GIVEN INSTRUCTION: Scan the material for the word "title", and copy each line where it shows up.

GIVEN DATA:
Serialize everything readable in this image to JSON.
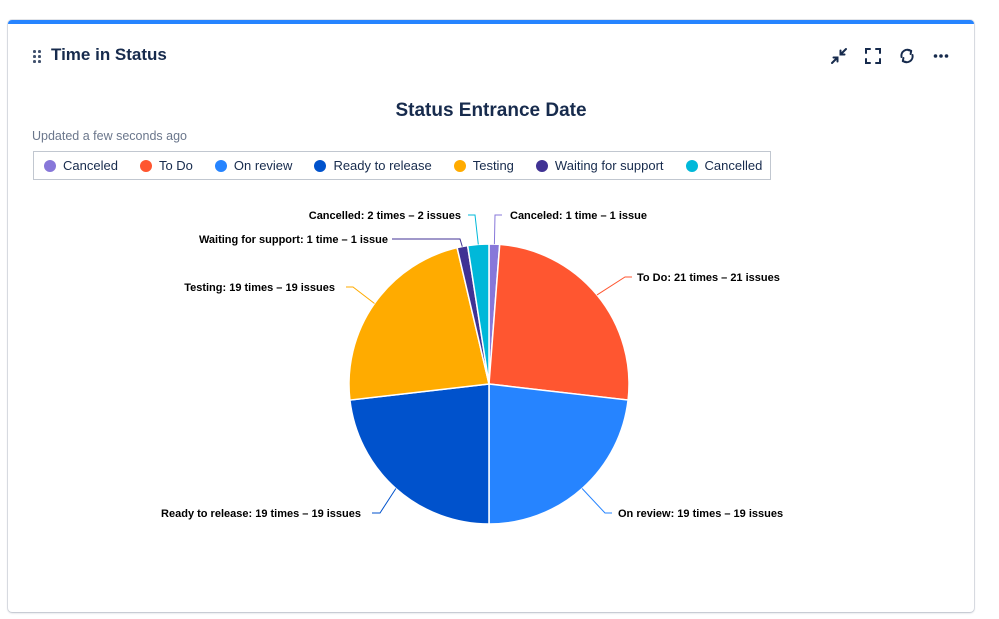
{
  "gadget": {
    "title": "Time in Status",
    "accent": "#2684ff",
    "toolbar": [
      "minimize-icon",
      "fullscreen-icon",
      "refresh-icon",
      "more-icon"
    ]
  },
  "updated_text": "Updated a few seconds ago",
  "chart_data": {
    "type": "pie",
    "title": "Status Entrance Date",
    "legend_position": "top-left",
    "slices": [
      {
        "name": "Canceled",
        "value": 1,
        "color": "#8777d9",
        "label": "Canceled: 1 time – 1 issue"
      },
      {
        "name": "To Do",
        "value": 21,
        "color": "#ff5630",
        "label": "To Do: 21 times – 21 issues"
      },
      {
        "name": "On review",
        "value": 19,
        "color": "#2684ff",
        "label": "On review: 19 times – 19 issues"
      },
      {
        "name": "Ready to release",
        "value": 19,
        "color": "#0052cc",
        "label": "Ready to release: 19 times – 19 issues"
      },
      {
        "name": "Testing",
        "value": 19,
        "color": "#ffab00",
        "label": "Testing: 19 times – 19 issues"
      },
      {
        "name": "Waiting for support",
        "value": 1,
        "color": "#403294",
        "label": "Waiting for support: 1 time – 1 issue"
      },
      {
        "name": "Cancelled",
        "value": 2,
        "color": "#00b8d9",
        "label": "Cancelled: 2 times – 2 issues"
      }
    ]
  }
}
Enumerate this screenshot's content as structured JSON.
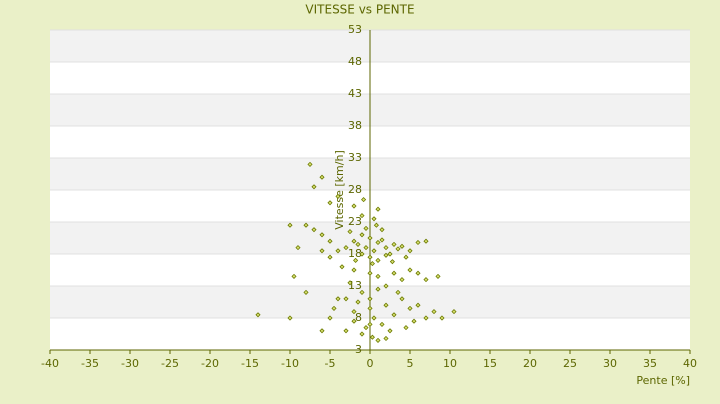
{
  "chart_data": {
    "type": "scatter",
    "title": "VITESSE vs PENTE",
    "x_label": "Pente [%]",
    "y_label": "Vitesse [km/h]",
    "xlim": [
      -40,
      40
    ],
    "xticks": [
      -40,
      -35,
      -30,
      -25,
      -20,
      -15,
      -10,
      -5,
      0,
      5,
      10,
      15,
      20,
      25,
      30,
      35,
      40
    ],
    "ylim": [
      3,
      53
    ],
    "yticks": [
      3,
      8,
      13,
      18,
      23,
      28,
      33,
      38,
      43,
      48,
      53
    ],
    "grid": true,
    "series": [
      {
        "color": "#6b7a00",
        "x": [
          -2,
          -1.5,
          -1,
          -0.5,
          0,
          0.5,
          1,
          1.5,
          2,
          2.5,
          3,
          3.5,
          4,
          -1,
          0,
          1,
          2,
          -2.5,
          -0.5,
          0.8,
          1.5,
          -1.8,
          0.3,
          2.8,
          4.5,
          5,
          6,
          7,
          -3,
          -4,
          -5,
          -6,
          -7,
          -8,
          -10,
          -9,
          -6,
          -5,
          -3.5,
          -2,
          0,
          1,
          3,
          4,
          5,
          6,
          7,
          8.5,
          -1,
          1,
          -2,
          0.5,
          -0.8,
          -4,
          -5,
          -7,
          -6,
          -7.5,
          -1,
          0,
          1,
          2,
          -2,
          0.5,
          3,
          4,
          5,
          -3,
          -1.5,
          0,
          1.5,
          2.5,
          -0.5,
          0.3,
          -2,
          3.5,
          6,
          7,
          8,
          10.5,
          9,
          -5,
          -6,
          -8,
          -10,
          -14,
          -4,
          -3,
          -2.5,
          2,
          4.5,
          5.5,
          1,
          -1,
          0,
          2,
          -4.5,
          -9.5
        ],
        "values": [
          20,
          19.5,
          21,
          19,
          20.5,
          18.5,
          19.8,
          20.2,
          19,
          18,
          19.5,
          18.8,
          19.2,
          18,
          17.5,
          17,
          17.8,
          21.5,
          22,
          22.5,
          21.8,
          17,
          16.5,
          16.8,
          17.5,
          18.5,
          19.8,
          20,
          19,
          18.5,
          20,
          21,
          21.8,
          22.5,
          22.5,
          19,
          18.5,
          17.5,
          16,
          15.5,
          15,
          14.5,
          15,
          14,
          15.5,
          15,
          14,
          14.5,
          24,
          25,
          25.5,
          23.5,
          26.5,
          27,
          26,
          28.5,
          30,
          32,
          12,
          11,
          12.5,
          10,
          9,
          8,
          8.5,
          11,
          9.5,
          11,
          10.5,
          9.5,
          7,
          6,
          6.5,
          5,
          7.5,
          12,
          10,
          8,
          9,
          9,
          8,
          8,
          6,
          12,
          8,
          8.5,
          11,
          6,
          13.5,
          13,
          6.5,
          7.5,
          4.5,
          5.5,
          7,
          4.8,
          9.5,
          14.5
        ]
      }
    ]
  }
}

WRITTEN RESPONSE:
    "title": "Time in Status",
    "title": "Status Entrance Date",
    "title": "VITESSE vs PENTE",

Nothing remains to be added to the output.